- **WHAT IS BEING ASKED**:
Extract each line from the entries below that has the string "Read" in it.

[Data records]
═══
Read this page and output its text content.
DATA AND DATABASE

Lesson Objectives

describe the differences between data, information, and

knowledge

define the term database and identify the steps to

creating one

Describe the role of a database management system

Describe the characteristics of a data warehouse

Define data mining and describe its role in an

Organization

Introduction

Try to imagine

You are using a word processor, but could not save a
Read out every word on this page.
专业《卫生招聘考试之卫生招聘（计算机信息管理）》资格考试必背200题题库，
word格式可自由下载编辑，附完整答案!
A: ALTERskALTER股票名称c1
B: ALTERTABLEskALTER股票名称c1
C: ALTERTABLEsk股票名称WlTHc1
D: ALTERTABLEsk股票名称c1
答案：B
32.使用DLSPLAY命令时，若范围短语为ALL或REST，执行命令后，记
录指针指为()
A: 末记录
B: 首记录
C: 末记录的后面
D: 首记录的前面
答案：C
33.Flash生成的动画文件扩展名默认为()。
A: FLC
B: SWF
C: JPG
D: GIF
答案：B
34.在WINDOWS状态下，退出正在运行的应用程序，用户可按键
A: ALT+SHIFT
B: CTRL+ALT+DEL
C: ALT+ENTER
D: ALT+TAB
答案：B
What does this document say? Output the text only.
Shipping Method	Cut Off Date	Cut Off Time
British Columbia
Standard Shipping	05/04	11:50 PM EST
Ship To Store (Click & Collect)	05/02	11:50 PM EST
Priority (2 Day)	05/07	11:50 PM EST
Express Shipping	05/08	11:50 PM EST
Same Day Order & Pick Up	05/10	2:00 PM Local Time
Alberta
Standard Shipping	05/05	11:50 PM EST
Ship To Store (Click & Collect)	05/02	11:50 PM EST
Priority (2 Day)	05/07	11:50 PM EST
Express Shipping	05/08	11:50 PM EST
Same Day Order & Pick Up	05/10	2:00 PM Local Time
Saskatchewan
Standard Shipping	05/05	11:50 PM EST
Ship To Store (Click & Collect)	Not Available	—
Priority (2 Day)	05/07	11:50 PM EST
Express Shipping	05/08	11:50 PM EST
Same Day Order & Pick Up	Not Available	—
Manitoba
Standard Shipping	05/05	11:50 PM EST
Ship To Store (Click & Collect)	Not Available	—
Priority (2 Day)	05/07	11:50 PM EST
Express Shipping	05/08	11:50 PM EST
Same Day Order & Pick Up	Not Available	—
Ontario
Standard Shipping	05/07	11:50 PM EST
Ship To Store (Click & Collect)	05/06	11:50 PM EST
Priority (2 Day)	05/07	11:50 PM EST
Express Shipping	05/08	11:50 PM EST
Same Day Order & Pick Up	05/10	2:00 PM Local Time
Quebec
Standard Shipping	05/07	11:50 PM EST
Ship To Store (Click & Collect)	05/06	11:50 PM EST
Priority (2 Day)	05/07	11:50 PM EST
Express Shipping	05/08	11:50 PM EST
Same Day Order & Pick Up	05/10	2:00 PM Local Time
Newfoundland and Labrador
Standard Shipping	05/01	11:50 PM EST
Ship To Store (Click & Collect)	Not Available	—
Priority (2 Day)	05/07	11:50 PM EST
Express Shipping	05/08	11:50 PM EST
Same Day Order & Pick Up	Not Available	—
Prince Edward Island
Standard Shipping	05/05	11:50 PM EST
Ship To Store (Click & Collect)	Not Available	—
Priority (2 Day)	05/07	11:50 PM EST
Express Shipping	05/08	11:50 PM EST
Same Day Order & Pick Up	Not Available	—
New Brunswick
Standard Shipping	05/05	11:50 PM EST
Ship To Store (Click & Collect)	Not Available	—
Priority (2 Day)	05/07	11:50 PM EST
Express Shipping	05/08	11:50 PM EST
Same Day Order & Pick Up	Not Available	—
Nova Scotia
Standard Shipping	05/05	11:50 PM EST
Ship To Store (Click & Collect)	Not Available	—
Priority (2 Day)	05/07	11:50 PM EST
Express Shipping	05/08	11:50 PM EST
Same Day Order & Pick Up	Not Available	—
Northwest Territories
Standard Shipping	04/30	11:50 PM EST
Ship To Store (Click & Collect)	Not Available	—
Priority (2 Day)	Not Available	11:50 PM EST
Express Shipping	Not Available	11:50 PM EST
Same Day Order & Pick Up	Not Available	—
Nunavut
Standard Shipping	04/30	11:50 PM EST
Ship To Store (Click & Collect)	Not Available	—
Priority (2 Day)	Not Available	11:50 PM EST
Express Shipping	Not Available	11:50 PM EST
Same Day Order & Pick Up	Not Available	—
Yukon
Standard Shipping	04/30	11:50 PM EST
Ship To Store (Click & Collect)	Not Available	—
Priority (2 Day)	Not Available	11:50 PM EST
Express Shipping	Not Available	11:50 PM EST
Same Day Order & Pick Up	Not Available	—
═══
- **TASK ANSWER**:
Read this page and output its text content.
Read out every word on this page.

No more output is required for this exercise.